* [EXERCISE BRIEF]: All entries are to be quoted exactly; the images stay out of the copy.

* [INFORMATION SHOWN]:
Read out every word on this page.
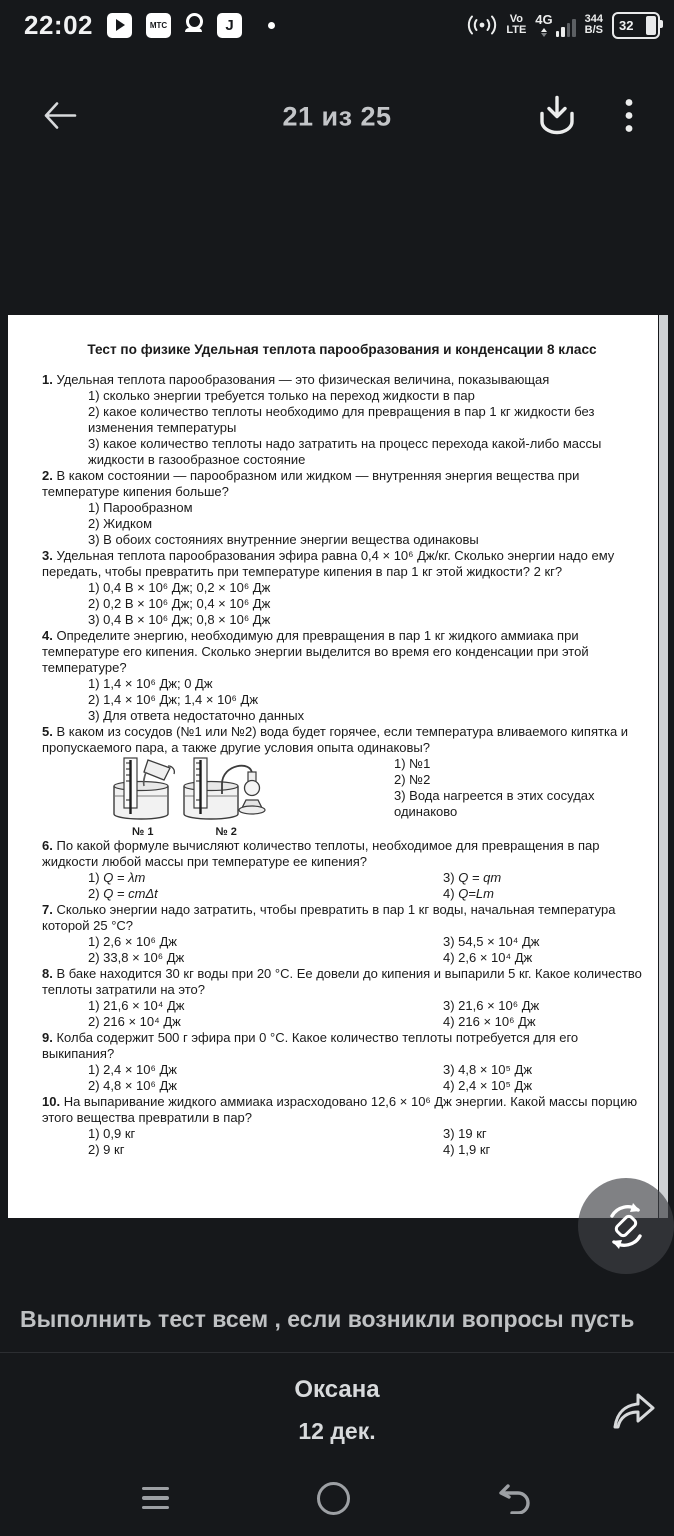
22:02	МТС	J	Vo
LTE
4G	344
B/S 32
21 из 25
Тест по физике Удельная теплота парообразования и конденсации 8 класс
1. Удельная теплота парообразования — это физическая величина, показывающая
1) сколько энергии требуется только на переход жидкости в пар
2) какое количество теплоты необходимо для превращения в пар 1 кг жидкости без изменения температуры
3) какое количество теплоты надо затратить на процесс перехода какой-либо массы жидкости в газообразное состояние
2. В каком состоянии — парообразном или жидком — внутренняя энергия вещества при температуре кипения больше?
1) Парообразном
2) Жидком
3) В обоих состояниях внутренние энергии вещества одинаковы
3. Удельная теплота парообразования эфира равна 0,4 × 10⁶ Дж/кг. Сколько энергии надо ему передать, чтобы превратить при температуре кипения в пар 1 кг этой жидкости? 2 кг?
1) 0,4 В × 10⁶ Дж; 0,2 × 10⁶ Дж
2) 0,2 В × 10⁶ Дж; 0,4 × 10⁶ Дж
3) 0,4 В × 10⁶ Дж; 0,8 × 10⁶ Дж
4. Определите энергию, необходимую для превращения в пар 1 кг жидкого аммиака при температуре его кипения. Сколько энергии выделится во время его конденсации при этой температуре?
1) 1,4 × 10⁶ Дж; 0 Дж
2) 1,4 × 10⁶ Дж; 1,4 × 10⁶ Дж
3) Для ответа недостаточно данных
5. В каком из сосудов (№1 или №2) вода будет горячее, если температура вливаемого кипятка и пропускаемого пара, а также другие условия опыта одинаковы?
№ 1	№ 2
1) №1
2) №2
3) Вода нагреется в этих сосудах одинаково
6. По какой формуле вычисляют количество теплоты, необходимое для превращения в пар жидкости любой массы при температуре ее кипения?
1) Q = λm
2) Q = cmΔt
3) Q = qm
4) Q=Lm
7. Сколько энергии надо затратить, чтобы превратить в пар 1 кг воды, начальная температура которой 25 °С?
1) 2,6 × 10⁶ Дж
2) 33,8 × 10⁶ Дж
3) 54,5 × 10⁴ Дж
4) 2,6 × 10⁴ Дж
8. В баке находится 30 кг воды при 20 °С. Ее довели до кипения и выпарили 5 кг. Какое количество теплоты затратили на это?
1) 21,6 × 10⁴ Дж
2) 216 × 10⁴ Дж
3) 21,6 × 10⁶ Дж
4) 216 × 10⁶ Дж
9. Колба содержит 500 г эфира при 0 °С. Какое количество теплоты потребуется для его выкипания?
1) 2,4 × 10⁶ Дж
2) 4,8 × 10⁶ Дж
3) 4,8 × 10⁵ Дж
4) 2,4 × 10⁵ Дж
10. На выпаривание жидкого аммиака израсходовано 12,6 × 10⁶ Дж энергии. Какой массы порцию этого вещества превратили в пар?
1) 0,9 кг
2) 9 кг
3) 19 кг
4) 1,9 кг
Выполнить тест всем , если возникли вопросы пусть
Оксана
12 дек.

* [RESULT FOR THIS EXERCISE]:
Read out every word on this page.
22:02	МТС	J	Vo
LTE
4G	344
B/S 32
21 из 25
Тест по физике Удельная теплота парообразования и конденсации 8 класс
1. Удельная теплота парообразования — это физическая величина, показывающая
1) сколько энергии требуется только на переход жидкости в пар
2) какое количество теплоты необходимо для превращения в пар 1 кг жидкости без изменения температуры
3) какое количество теплоты надо затратить на процесс перехода какой-либо массы жидкости в газообразное состояние
2. В каком состоянии — парообразном или жидком — внутренняя энергия вещества при температуре кипения больше?
1) Парообразном
2) Жидком
3) В обоих состояниях внутренние энергии вещества одинаковы
3. Удельная теплота парообразования эфира равна 0,4 × 10⁶ Дж/кг. Сколько энергии надо ему передать, чтобы превратить при температуре кипения в пар 1 кг этой жидкости? 2 кг?
1) 0,4 В × 10⁶ Дж; 0,2 × 10⁶ Дж
2) 0,2 В × 10⁶ Дж; 0,4 × 10⁶ Дж
3) 0,4 В × 10⁶ Дж; 0,8 × 10⁶ Дж
4. Определите энергию, необходимую для превращения в пар 1 кг жидкого аммиака при температуре его кипения. Сколько энергии выделится во время его конденсации при этой температуре?
1) 1,4 × 10⁶ Дж; 0 Дж
2) 1,4 × 10⁶ Дж; 1,4 × 10⁶ Дж
3) Для ответа недостаточно данных
5. В каком из сосудов (№1 или №2) вода будет горячее, если температура вливаемого кипятка и пропускаемого пара, а также другие условия опыта одинаковы?
№ 1	№ 2
1) №1
2) №2
3) Вода нагреется в этих сосудах одинаково
6. По какой формуле вычисляют количество теплоты, необходимое для превращения в пар жидкости любой массы при температуре ее кипения?
1) Q = λm
2) Q = cmΔt
3) Q = qm
4) Q=Lm
7. Сколько энергии надо затратить, чтобы превратить в пар 1 кг воды, начальная температура которой 25 °С?
1) 2,6 × 10⁶ Дж
2) 33,8 × 10⁶ Дж
3) 54,5 × 10⁴ Дж
4) 2,6 × 10⁴ Дж
8. В баке находится 30 кг воды при 20 °С. Ее довели до кипения и выпарили 5 кг. Какое количество теплоты затратили на это?
1) 21,6 × 10⁴ Дж
2) 216 × 10⁴ Дж
3) 21,6 × 10⁶ Дж
4) 216 × 10⁶ Дж
9. Колба содержит 500 г эфира при 0 °С. Какое количество теплоты потребуется для его выкипания?
1) 2,4 × 10⁶ Дж
2) 4,8 × 10⁶ Дж
3) 4,8 × 10⁵ Дж
4) 2,4 × 10⁵ Дж
10. На выпаривание жидкого аммиака израсходовано 12,6 × 10⁶ Дж энергии. Какой массы порцию этого вещества превратили в пар?
1) 0,9 кг
2) 9 кг
3) 19 кг
4) 1,9 кг
Выполнить тест всем , если возникли вопросы пусть
Оксана
12 дек.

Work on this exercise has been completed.